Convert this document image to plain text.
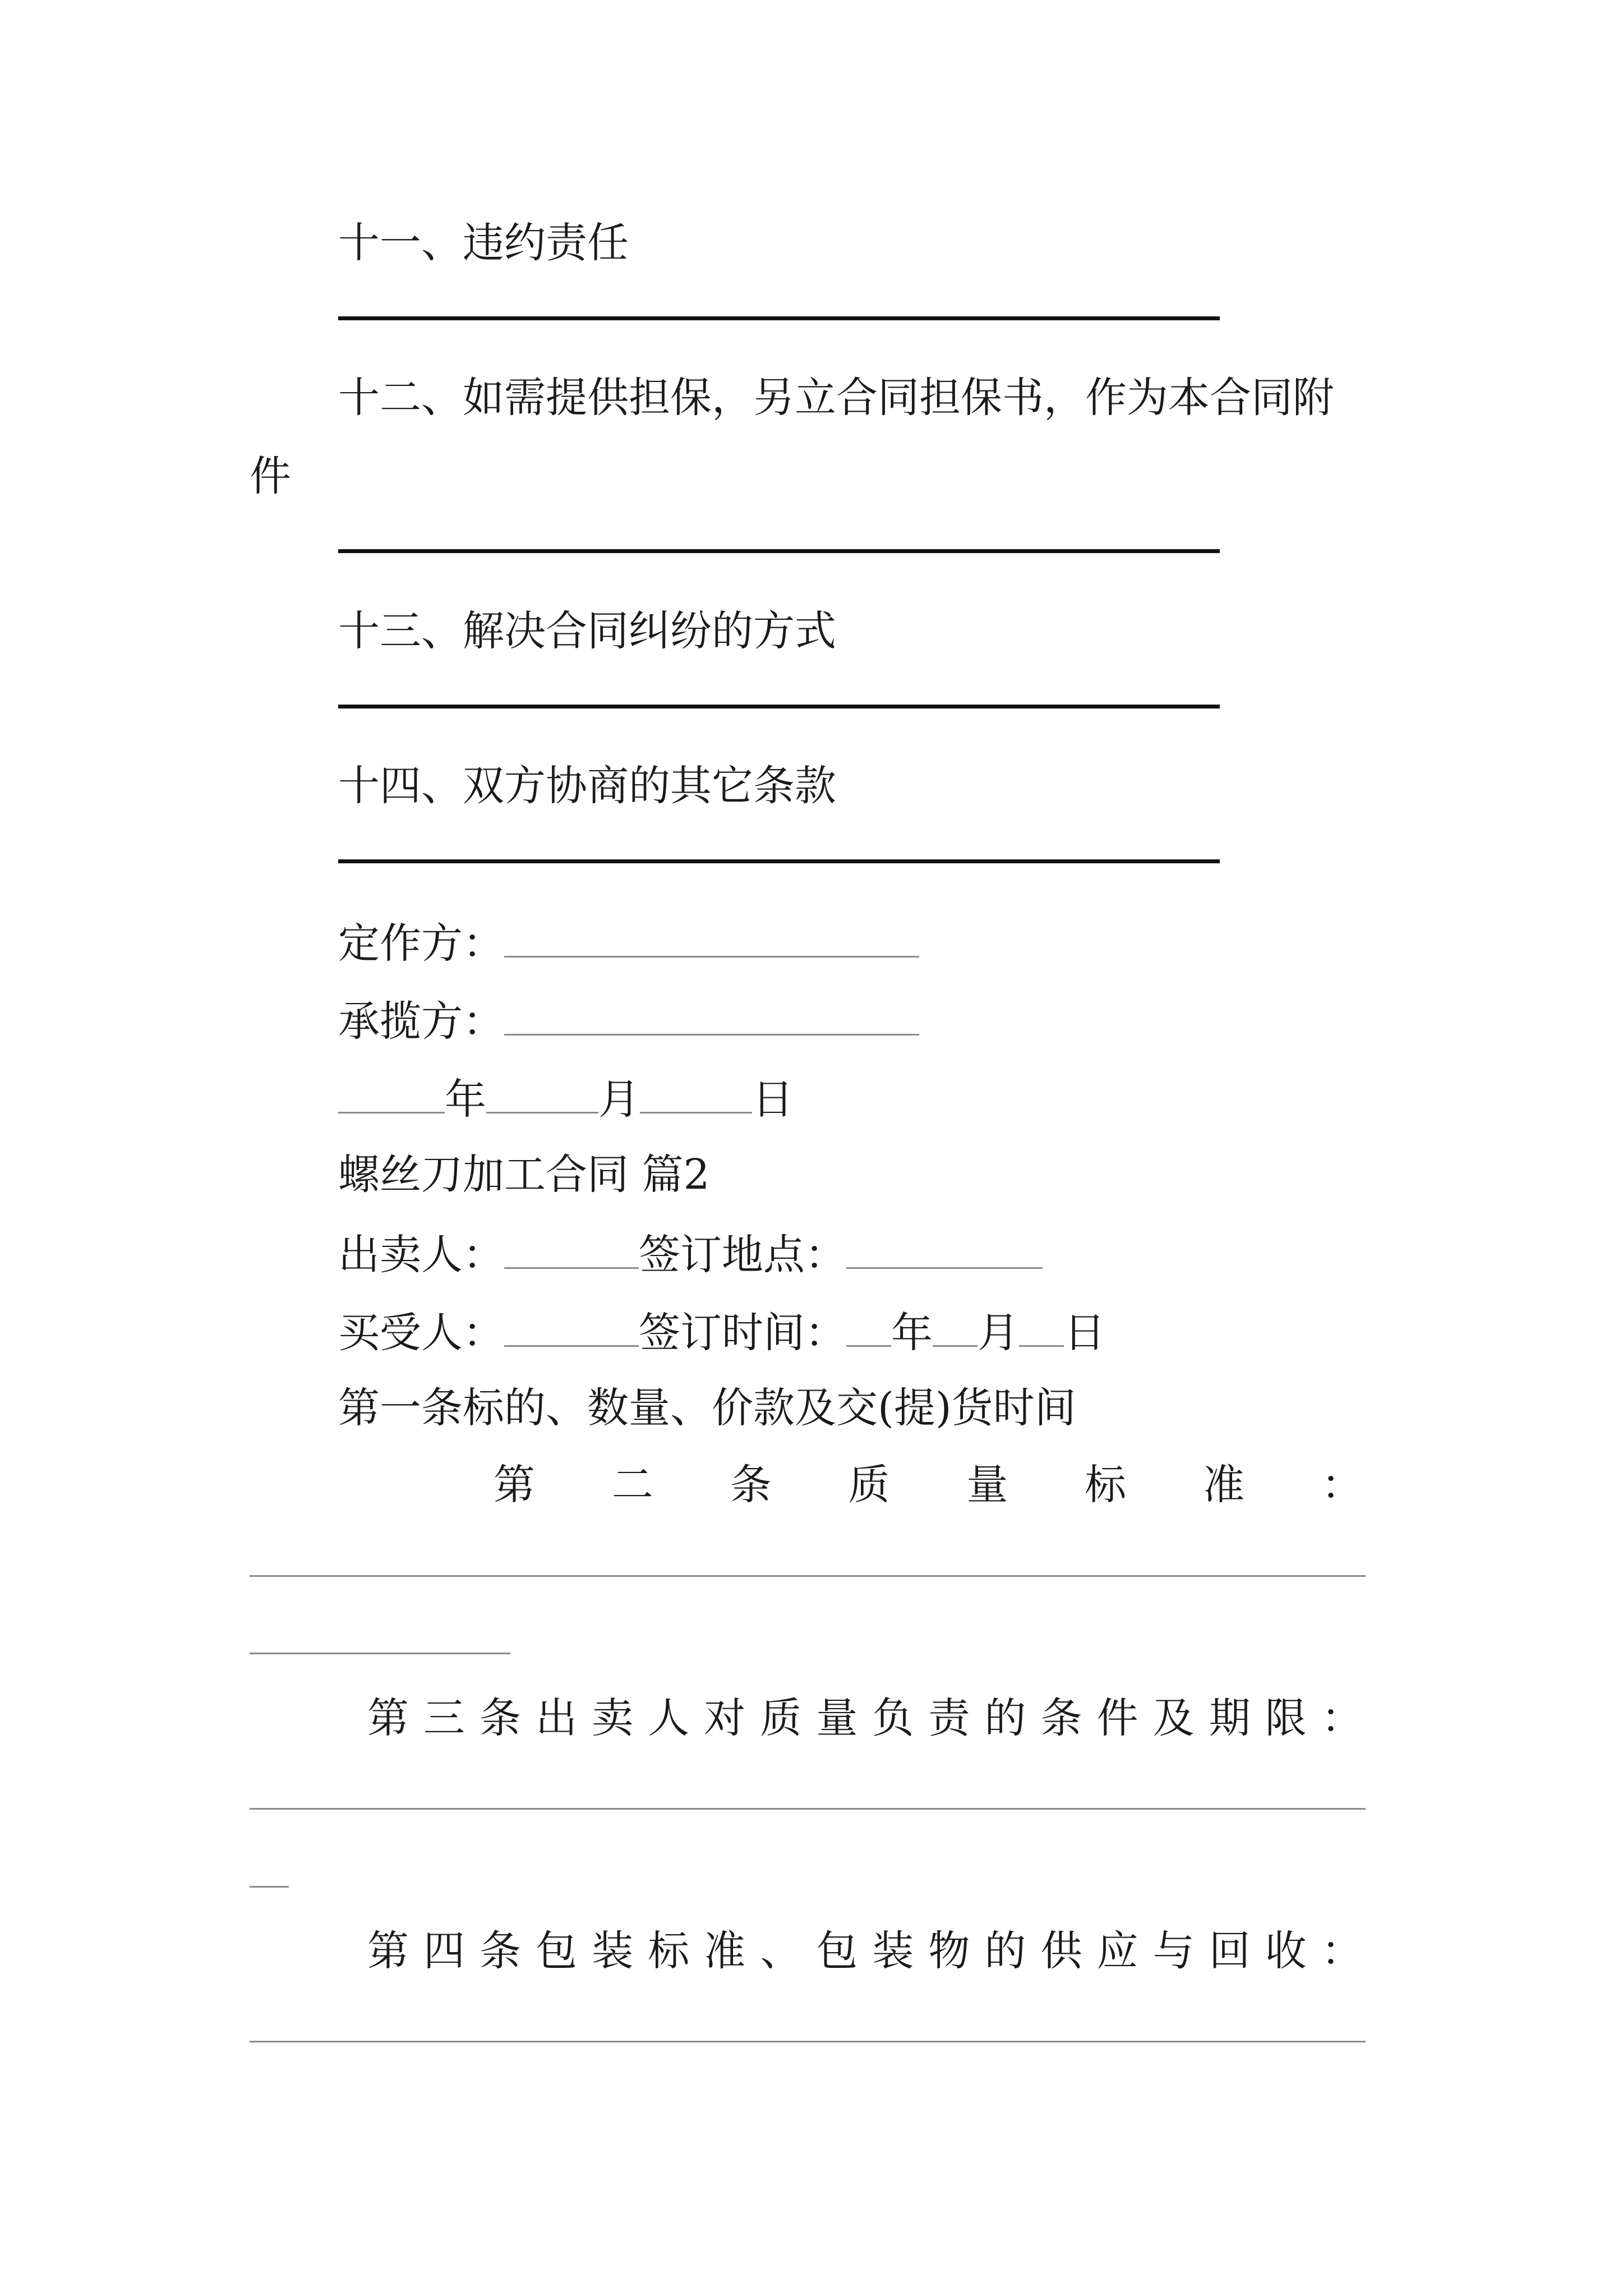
十一、违约责任
十二、如需提供担保，另立合同担保书，作为本合同附
件
十三、解决合同纠纷的方式
十四、双方协商的其它条款
定作方：
承揽方：
年	月	日
螺丝刀加工合同 篇2
出卖人：	签订地点：
买受人：	签订时间： 年 月 日
第一条标的、数量、价款及交(提)货时间
第 二 条 质 量 标 准 ：
第 三 条 出 卖 人 对 质 量 负 责 的 条 件 及 期 限 ：
第 四 条 包 装 标 准 、 包 装 物 的 供 应 与 回 收 ：
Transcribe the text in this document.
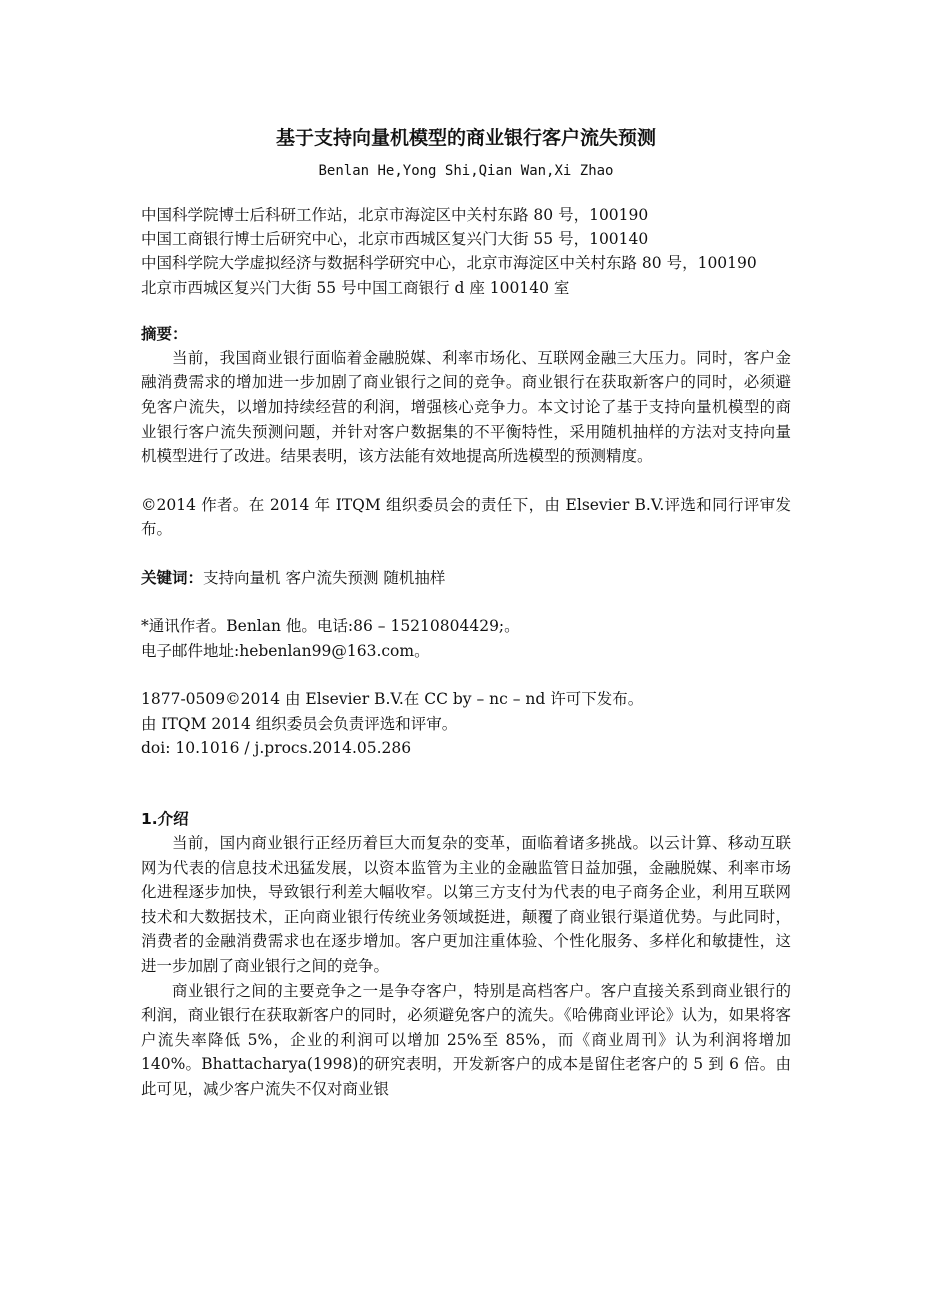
基于支持向量机模型的商业银行客户流失预测

Benlan He,Yong Shi,Qian Wan,Xi Zhao

中国科学院博士后科研工作站，北京市海淀区中关村东路 80 号，100190

中国工商银行博士后研究中心，北京市西城区复兴门大街 55 号，100140

中国科学院大学虚拟经济与数据科学研究中心，北京市海淀区中关村东路 80 号，100190

北京市西城区复兴门大街 55 号中国工商银行 d 座 100140 室

摘要：

当前，我国商业银行面临着金融脱媒、利率市场化、互联网金融三大压力。同时，客户金融消费需求的增加进一步加剧了商业银行之间的竞争。商业银行在获取新客户的同时，必须避免客户流失，以增加持续经营的利润，增强核心竞争力。本文讨论了基于支持向量机模型的商业银行客户流失预测问题，并针对客户数据集的不平衡特性，采用随机抽样的方法对支持向量机模型进行了改进。结果表明，该方法能有效地提高所选模型的预测精度。

©2014 作者。在 2014 年 ITQM 组织委员会的责任下，由 Elsevier B.V.评选和同行评审发布。

关键词：支持向量机 客户流失预测 随机抽样

*通讯作者。Benlan 他。电话:86 – 15210804429;。

电子邮件地址:hebenlan99@163.com。

1877-0509©2014 由 Elsevier B.V.在 CC by – nc – nd 许可下发布。

由 ITQM 2014 组织委员会负责评选和评审。

doi: 10.1016 / j.procs.2014.05.286

1.介绍

当前，国内商业银行正经历着巨大而复杂的变革，面临着诸多挑战。以云计算、移动互联网为代表的信息技术迅猛发展，以资本监管为主业的金融监管日益加强，金融脱媒、利率市场化进程逐步加快，导致银行利差大幅收窄。以第三方支付为代表的电子商务企业，利用互联网技术和大数据技术，正向商业银行传统业务领域挺进，颠覆了商业银行渠道优势。与此同时，消费者的金融消费需求也在逐步增加。客户更加注重体验、个性化服务、多样化和敏捷性，这进一步加剧了商业银行之间的竞争。

商业银行之间的主要竞争之一是争夺客户，特别是高档客户。客户直接关系到商业银行的利润，商业银行在获取新客户的同时，必须避免客户的流失。《哈佛商业评论》认为，如果将客户流失率降低 5%，企业的利润可以增加 25%至 85%，而《商业周刊》认为利润将增加 140%。Bhattacharya(1998)的研究表明，开发新客户的成本是留住老客户的 5 到 6 倍。由此可见，减少客户流失不仅对商业银
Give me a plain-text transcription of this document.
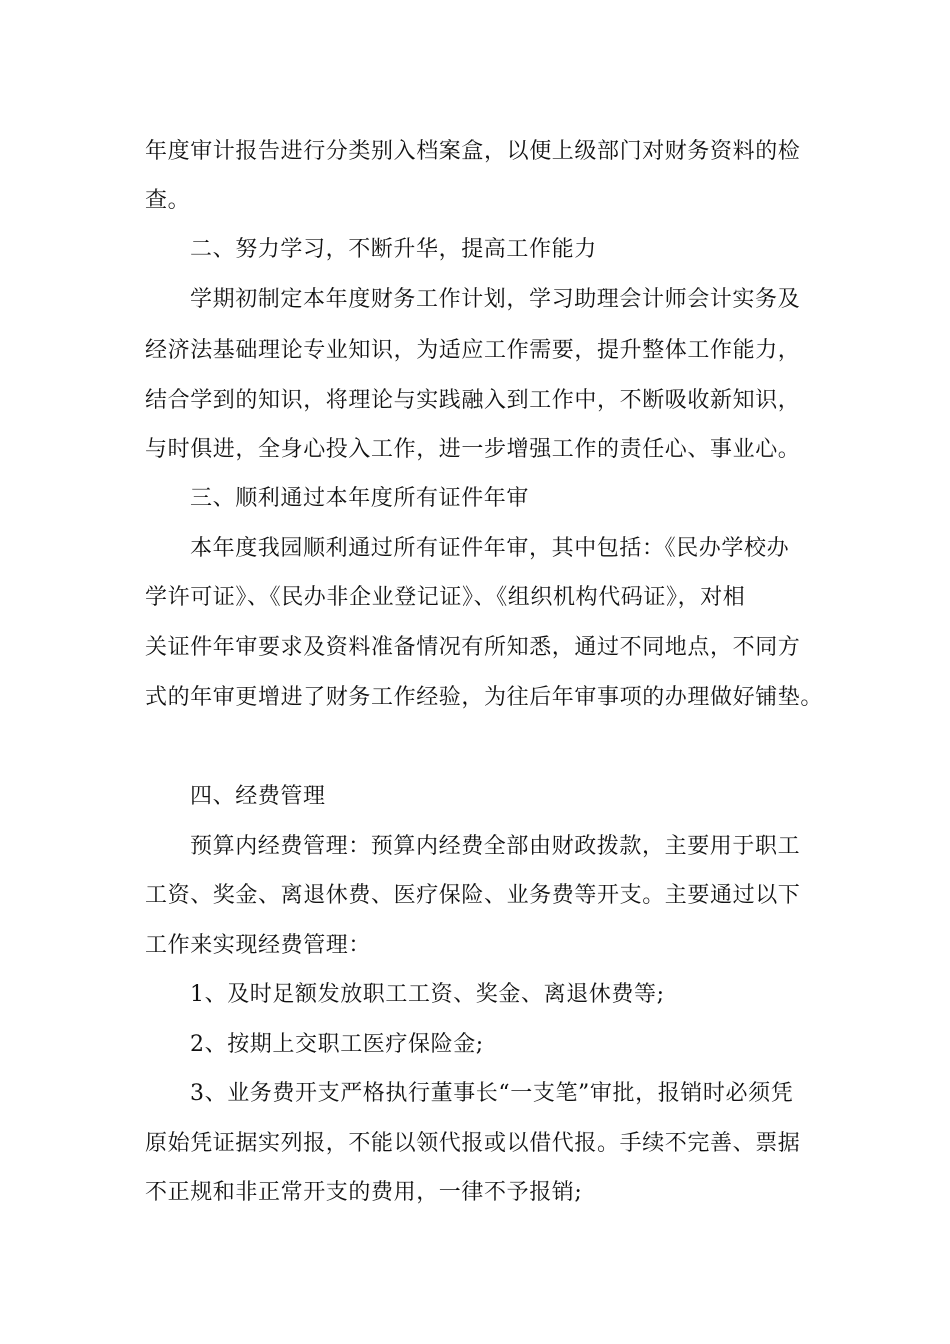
年度审计报告进行分类别入档案盒，以便上级部门对财务资料的检
查。
二、努力学习，不断升华，提高工作能力
学期初制定本年度财务工作计划，学习助理会计师会计实务及
经济法基础理论专业知识，为适应工作需要，提升整体工作能力，
结合学到的知识，将理论与实践融入到工作中，不断吸收新知识，
与时俱进，全身心投入工作，进一步增强工作的责任心、事业心。
三、顺利通过本年度所有证件年审
本年度我园顺利通过所有证件年审，其中包括：《民办学校办
学许可证》、《民办非企业登记证》、《组织机构代码证》，对相
关证件年审要求及资料准备情况有所知悉，通过不同地点，不同方
式的年审更增进了财务工作经验，为往后年审事项的办理做好铺垫。
四、经费管理
预算内经费管理：预算内经费全部由财政拨款，主要用于职工
工资、奖金、离退休费、医疗保险、业务费等开支。主要通过以下
工作来实现经费管理：
1、及时足额发放职工工资、奖金、离退休费等;
2、按期上交职工医疗保险金;
3、业务费开支严格执行董事长“一支笔”审批，报销时必须凭
原始凭证据实列报，不能以领代报或以借代报。手续不完善、票据
不正规和非正常开支的费用，一律不予报销;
──────
### Prompt
Print, exactly and only, the lines running from the line with "Give me a plain-text" through the last line of the data, including both. Skip any picture.

### Output below
Give me a plain-text transcription of this document.
年度审计报告进行分类别入档案盒，以便上级部门对财务资料的检
查。
二、努力学习，不断升华，提高工作能力
学期初制定本年度财务工作计划，学习助理会计师会计实务及
经济法基础理论专业知识，为适应工作需要，提升整体工作能力，
结合学到的知识，将理论与实践融入到工作中，不断吸收新知识，
与时俱进，全身心投入工作，进一步增强工作的责任心、事业心。
三、顺利通过本年度所有证件年审
本年度我园顺利通过所有证件年审，其中包括：《民办学校办
学许可证》、《民办非企业登记证》、《组织机构代码证》，对相
关证件年审要求及资料准备情况有所知悉，通过不同地点，不同方
式的年审更增进了财务工作经验，为往后年审事项的办理做好铺垫。
四、经费管理
预算内经费管理：预算内经费全部由财政拨款，主要用于职工
工资、奖金、离退休费、医疗保险、业务费等开支。主要通过以下
工作来实现经费管理：
1、及时足额发放职工工资、奖金、离退休费等;
2、按期上交职工医疗保险金;
3、业务费开支严格执行董事长“一支笔”审批，报销时必须凭
原始凭证据实列报，不能以领代报或以借代报。手续不完善、票据
不正规和非正常开支的费用，一律不予报销;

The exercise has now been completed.